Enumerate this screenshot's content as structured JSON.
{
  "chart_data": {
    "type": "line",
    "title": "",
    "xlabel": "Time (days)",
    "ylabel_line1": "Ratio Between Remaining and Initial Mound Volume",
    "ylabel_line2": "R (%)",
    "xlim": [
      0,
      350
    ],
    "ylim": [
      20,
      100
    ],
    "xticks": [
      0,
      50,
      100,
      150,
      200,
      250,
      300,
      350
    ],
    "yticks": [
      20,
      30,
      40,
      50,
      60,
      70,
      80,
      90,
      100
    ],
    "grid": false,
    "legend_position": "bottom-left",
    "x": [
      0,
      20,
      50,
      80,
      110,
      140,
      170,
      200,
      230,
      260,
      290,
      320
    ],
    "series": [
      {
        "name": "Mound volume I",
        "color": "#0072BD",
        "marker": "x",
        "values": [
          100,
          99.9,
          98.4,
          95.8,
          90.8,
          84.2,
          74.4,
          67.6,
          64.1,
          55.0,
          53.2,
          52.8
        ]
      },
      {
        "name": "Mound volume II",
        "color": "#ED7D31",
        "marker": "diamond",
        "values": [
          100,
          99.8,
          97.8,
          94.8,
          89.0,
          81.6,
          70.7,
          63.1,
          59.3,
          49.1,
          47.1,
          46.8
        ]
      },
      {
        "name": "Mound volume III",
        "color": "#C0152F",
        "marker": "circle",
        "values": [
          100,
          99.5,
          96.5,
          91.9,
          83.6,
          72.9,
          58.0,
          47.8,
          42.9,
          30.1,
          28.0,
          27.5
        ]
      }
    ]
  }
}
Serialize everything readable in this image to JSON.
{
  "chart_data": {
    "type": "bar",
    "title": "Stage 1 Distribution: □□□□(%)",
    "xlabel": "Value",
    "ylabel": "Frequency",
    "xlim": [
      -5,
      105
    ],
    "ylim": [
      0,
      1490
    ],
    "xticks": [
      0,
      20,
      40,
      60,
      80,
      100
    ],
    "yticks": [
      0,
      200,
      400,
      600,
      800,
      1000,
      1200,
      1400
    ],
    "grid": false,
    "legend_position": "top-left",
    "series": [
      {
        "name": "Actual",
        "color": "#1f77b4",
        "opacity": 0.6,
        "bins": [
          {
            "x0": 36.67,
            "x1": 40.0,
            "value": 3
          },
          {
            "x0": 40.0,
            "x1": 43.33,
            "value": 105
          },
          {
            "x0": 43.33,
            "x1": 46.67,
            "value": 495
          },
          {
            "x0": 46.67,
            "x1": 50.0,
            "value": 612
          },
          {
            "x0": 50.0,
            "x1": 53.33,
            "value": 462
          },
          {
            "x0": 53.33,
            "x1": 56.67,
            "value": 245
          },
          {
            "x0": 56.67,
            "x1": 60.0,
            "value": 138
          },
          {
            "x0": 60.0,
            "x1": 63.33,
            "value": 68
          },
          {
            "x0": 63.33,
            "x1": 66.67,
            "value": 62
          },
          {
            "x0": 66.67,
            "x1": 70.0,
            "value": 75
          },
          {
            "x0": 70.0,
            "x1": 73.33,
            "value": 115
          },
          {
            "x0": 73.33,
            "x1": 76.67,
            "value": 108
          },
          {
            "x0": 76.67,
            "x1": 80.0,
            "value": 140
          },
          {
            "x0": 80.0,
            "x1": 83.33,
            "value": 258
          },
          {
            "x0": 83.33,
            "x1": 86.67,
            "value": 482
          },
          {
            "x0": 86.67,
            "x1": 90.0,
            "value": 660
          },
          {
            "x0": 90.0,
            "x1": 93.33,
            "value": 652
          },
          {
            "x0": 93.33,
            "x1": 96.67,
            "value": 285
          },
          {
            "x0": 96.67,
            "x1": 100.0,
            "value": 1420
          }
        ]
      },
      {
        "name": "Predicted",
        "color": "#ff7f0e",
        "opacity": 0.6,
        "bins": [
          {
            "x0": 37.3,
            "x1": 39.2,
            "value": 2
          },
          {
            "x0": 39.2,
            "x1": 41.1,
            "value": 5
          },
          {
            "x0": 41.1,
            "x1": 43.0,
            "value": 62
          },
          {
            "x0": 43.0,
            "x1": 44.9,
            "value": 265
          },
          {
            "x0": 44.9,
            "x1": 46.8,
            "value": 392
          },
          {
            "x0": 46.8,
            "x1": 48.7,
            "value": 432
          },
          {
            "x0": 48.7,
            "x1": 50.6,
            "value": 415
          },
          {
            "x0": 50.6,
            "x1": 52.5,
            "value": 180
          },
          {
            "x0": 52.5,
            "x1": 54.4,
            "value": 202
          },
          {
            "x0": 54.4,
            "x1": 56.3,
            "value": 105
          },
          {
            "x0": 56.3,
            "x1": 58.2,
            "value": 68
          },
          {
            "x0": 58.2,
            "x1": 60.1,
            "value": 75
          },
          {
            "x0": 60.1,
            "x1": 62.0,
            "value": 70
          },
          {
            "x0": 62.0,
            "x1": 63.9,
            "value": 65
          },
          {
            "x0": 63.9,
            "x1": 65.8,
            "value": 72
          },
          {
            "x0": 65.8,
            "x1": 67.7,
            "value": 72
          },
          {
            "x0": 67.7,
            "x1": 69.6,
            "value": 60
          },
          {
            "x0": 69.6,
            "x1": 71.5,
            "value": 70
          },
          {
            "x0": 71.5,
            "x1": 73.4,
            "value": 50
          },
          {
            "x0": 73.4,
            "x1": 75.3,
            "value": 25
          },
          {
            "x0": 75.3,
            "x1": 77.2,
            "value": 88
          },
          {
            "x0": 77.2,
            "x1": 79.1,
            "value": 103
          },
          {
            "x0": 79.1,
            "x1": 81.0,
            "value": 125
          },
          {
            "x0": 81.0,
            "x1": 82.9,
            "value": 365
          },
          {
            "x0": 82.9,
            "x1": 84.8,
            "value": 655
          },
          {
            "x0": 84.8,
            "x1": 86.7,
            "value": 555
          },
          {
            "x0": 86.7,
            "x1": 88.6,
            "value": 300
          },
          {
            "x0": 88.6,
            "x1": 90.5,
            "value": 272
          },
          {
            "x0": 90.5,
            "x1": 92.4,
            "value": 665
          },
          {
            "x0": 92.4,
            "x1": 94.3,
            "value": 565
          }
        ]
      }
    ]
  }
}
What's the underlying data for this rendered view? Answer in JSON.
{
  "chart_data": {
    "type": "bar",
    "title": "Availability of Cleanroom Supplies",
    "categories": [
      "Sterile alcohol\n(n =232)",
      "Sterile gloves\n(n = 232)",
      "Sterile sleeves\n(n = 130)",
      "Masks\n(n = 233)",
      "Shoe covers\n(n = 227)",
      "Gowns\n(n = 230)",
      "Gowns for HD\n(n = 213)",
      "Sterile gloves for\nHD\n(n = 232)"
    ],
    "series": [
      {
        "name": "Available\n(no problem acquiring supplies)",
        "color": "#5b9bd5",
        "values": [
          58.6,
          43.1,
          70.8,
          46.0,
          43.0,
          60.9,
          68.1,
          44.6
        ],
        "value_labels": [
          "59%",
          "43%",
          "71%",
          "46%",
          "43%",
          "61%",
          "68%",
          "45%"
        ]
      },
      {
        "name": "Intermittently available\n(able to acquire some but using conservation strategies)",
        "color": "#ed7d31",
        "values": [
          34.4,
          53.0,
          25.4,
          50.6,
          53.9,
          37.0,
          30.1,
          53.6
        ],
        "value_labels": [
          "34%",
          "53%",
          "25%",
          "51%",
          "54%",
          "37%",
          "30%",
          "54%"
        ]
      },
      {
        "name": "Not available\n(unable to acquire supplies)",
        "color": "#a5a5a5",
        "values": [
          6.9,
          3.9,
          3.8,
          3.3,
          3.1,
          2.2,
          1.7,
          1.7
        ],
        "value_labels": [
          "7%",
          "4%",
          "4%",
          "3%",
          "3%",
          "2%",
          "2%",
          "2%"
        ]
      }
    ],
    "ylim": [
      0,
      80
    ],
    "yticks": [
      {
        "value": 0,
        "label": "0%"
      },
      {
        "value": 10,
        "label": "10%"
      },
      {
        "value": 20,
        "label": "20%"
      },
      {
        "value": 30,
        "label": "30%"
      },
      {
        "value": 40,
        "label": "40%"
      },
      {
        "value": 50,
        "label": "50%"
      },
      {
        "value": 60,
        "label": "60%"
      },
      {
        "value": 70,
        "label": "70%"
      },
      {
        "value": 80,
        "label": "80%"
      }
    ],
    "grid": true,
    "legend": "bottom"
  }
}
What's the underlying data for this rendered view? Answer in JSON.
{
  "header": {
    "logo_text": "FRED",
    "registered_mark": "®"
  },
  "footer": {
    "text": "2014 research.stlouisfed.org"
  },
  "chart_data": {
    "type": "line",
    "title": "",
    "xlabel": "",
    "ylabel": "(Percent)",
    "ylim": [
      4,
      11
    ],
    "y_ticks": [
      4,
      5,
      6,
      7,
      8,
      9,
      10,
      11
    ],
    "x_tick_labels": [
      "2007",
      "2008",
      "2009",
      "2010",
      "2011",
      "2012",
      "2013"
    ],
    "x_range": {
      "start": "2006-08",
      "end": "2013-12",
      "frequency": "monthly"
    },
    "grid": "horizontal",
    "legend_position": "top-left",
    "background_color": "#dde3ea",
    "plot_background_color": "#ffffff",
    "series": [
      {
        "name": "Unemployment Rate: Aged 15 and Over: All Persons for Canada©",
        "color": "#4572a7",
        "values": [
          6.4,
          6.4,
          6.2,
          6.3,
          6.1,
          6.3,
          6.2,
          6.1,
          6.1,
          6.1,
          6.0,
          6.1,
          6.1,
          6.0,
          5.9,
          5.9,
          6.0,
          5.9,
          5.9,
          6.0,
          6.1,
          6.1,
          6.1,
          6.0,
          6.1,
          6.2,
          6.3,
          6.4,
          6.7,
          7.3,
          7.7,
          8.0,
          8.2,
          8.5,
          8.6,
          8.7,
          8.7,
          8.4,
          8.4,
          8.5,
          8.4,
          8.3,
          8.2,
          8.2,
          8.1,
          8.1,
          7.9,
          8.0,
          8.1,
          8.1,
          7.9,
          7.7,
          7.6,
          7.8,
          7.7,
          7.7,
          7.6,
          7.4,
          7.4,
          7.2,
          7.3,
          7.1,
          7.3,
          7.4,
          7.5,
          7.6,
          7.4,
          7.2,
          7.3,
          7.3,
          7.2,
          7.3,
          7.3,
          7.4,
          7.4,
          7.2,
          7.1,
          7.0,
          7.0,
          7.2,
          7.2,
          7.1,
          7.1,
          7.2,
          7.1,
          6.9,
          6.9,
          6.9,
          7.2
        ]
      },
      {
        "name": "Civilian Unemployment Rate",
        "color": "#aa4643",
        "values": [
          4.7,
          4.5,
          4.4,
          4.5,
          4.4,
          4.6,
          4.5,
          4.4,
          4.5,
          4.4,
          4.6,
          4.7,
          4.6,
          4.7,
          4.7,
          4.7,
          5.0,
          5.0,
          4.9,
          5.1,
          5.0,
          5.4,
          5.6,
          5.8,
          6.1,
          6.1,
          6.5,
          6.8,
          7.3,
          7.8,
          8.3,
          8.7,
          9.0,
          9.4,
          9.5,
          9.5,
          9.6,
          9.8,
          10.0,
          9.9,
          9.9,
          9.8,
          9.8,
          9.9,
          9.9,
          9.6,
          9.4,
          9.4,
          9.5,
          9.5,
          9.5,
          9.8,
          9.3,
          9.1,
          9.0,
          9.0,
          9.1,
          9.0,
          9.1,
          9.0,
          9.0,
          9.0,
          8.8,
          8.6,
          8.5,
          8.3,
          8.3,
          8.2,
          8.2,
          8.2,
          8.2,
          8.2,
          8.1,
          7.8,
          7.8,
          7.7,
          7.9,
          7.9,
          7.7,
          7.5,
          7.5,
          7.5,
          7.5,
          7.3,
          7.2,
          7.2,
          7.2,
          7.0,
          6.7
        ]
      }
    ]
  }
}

▶ _OBJECTIVE_
Look through the entries above. Extract each line with the word "Unemployment".

▶ _FINAL RESULT_
        "name": "Unemployment Rate: Aged 15 and Over: All Persons for Canada©",
        "name": "Civilian Unemployment Rate",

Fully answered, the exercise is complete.